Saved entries
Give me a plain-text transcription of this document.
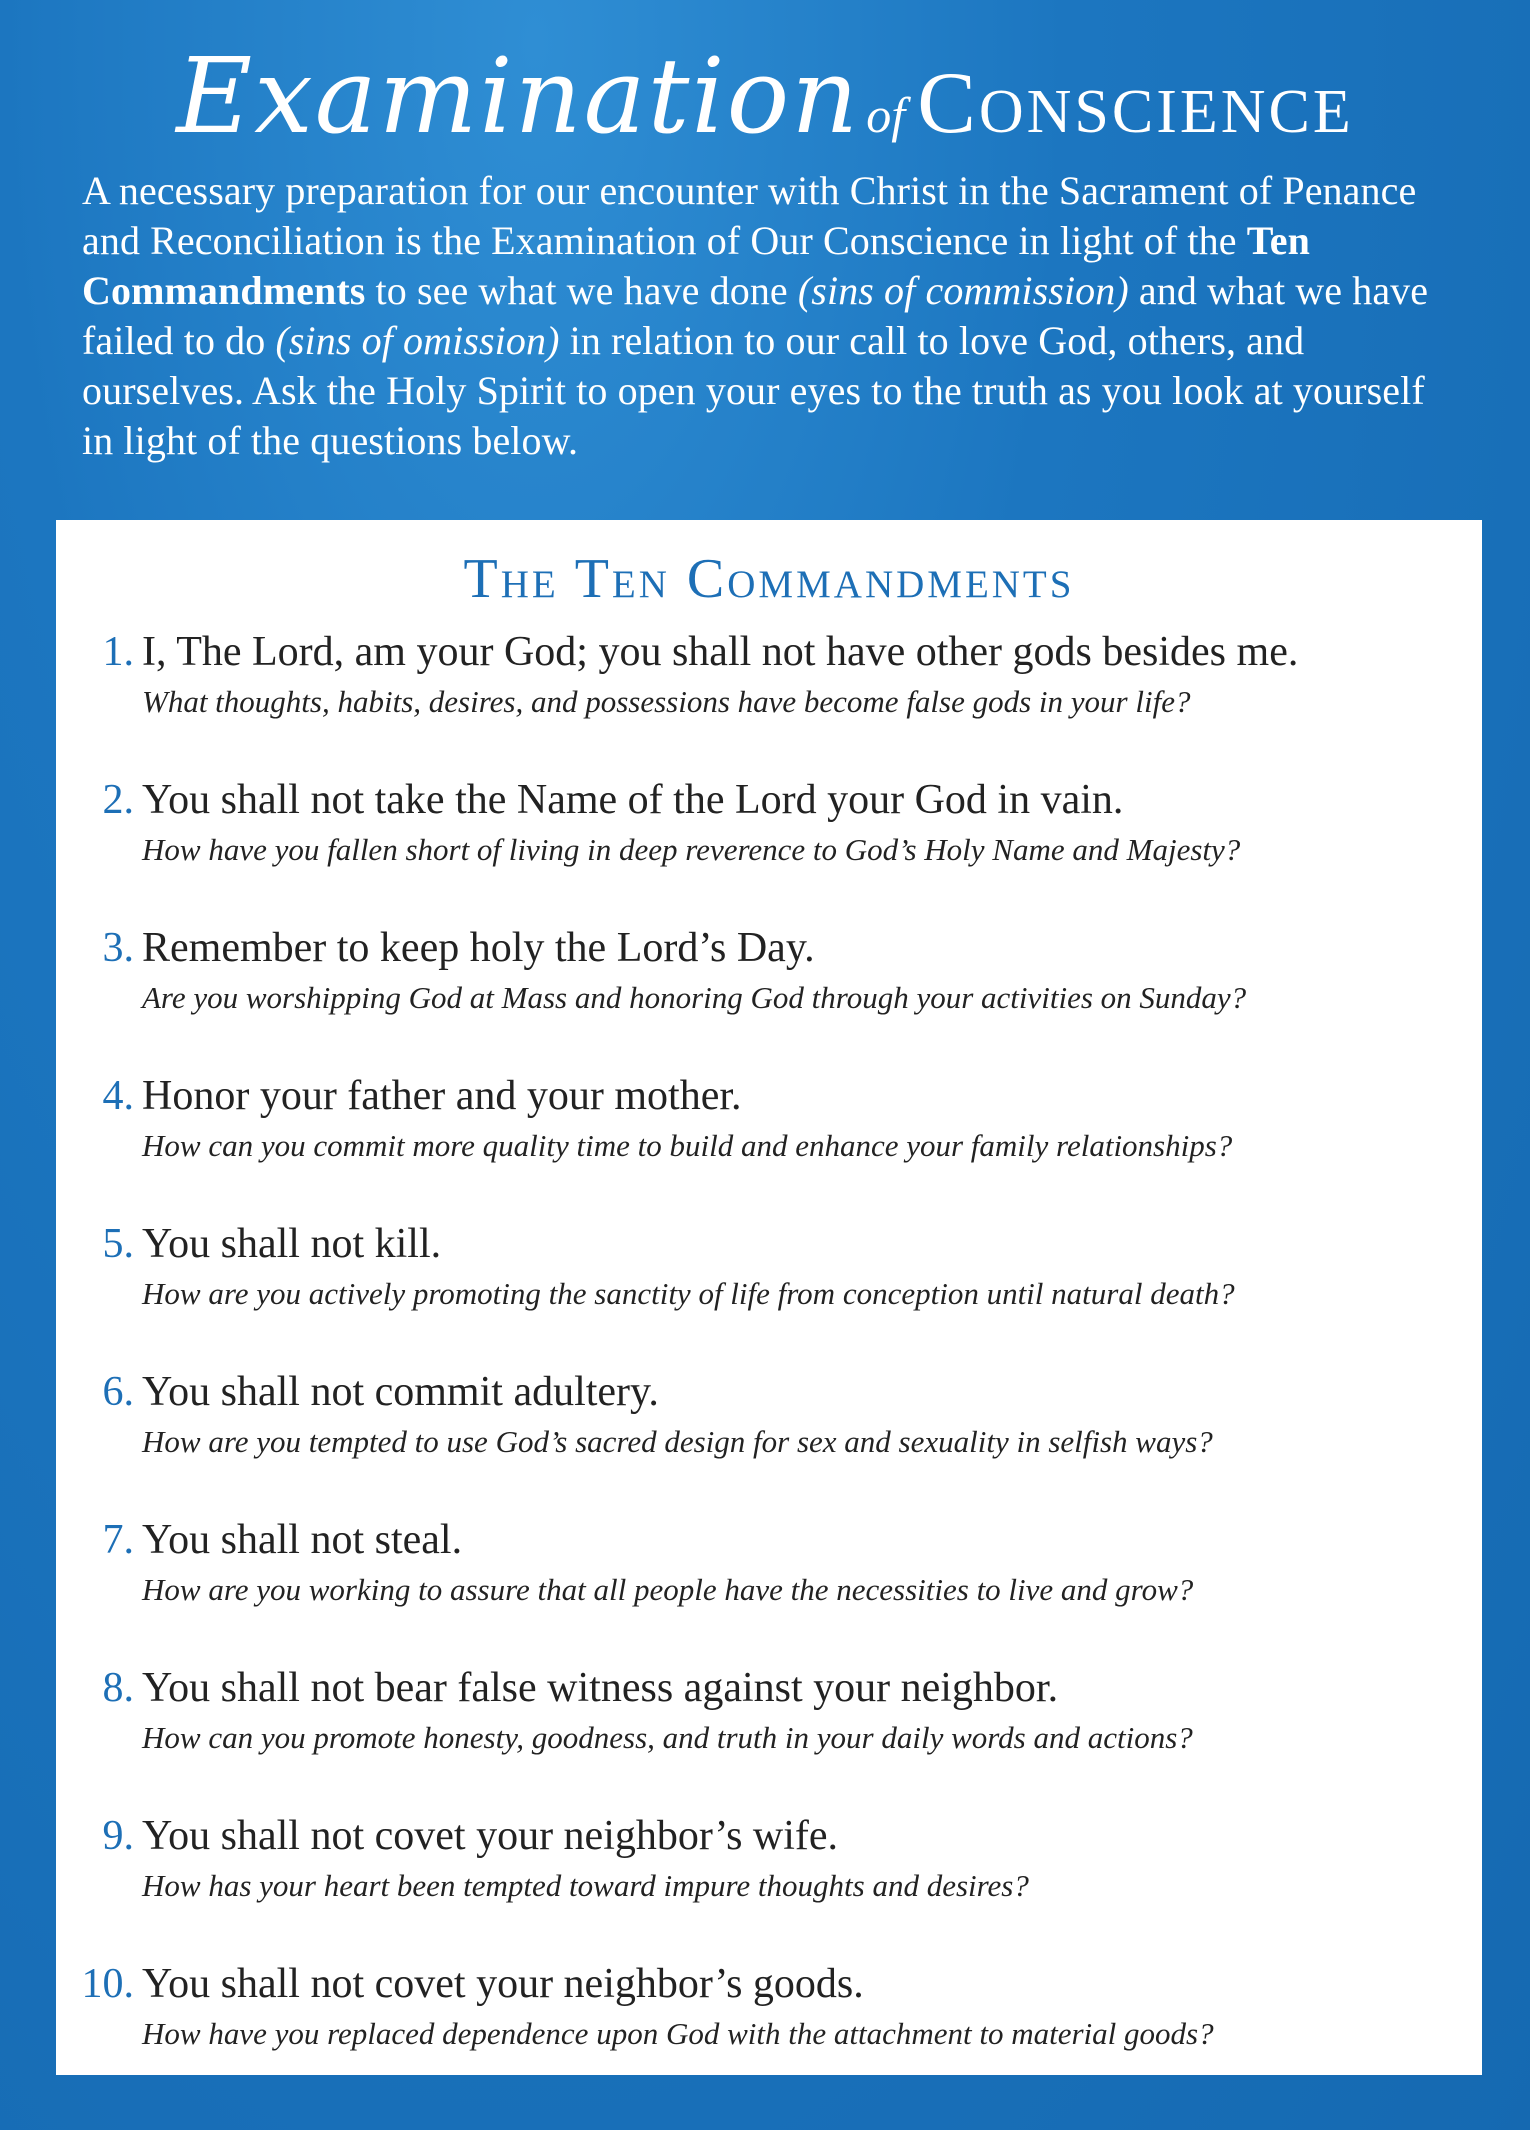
Examination of Conscience

A necessary preparation for our encounter with Christ in the Sacrament of Penance and Reconciliation is the Examination of Our Conscience in light of the Ten Commandments to see what we have done (sins of commission) and what we have failed to do (sins of omission) in relation to our call to love God, others, and ourselves. Ask the Holy Spirit to open your eyes to the truth as you look at yourself in light of the questions below.

The Ten Commandments
1. I, The Lord, am your God; you shall not have other gods besides me.
What thoughts, habits, desires, and possessions have become false gods in your life?
2. You shall not take the Name of the Lord your God in vain.
How have you fallen short of living in deep reverence to God’s Holy Name and Majesty?
3. Remember to keep holy the Lord’s Day.
Are you worshipping God at Mass and honoring God through your activities on Sunday?
4. Honor your father and your mother.
How can you commit more quality time to build and enhance your family relationships?
5. You shall not kill.
How are you actively promoting the sanctity of life from conception until natural death?
6. You shall not commit adultery.
How are you tempted to use God’s sacred design for sex and sexuality in selfish ways?
7. You shall not steal.
How are you working to assure that all people have the necessities to live and grow?
8. You shall not bear false witness against your neighbor.
How can you promote honesty, goodness, and truth in your daily words and actions?
9. You shall not covet your neighbor’s wife.
How has your heart been tempted toward impure thoughts and desires?
10. You shall not covet your neighbor’s goods.
How have you replaced dependence upon God with the attachment to material goods?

### TASK REQUIREMENTS
Replicate the material above verbatim; images stay out of the copy.

### EXPECTED ANSWER
Give me a plain-text transcription of this document.
Examination of Conscience

A necessary preparation for our encounter with Christ in the Sacrament of Penance and Reconciliation is the Examination of Our Conscience in light of the Ten Commandments to see what we have done (sins of commission) and what we have failed to do (sins of omission) in relation to our call to love God, others, and ourselves. Ask the Holy Spirit to open your eyes to the truth as you look at yourself in light of the questions below.

The Ten Commandments
1. I, The Lord, am your God; you shall not have other gods besides me.
What thoughts, habits, desires, and possessions have become false gods in your life?
2. You shall not take the Name of the Lord your God in vain.
How have you fallen short of living in deep reverence to God’s Holy Name and Majesty?
3. Remember to keep holy the Lord’s Day.
Are you worshipping God at Mass and honoring God through your activities on Sunday?
4. Honor your father and your mother.
How can you commit more quality time to build and enhance your family relationships?
5. You shall not kill.
How are you actively promoting the sanctity of life from conception until natural death?
6. You shall not commit adultery.
How are you tempted to use God’s sacred design for sex and sexuality in selfish ways?
7. You shall not steal.
How are you working to assure that all people have the necessities to live and grow?
8. You shall not bear false witness against your neighbor.
How can you promote honesty, goodness, and truth in your daily words and actions?
9. You shall not covet your neighbor’s wife.
How has your heart been tempted toward impure thoughts and desires?
10. You shall not covet your neighbor’s goods.
How have you replaced dependence upon God with the attachment to material goods?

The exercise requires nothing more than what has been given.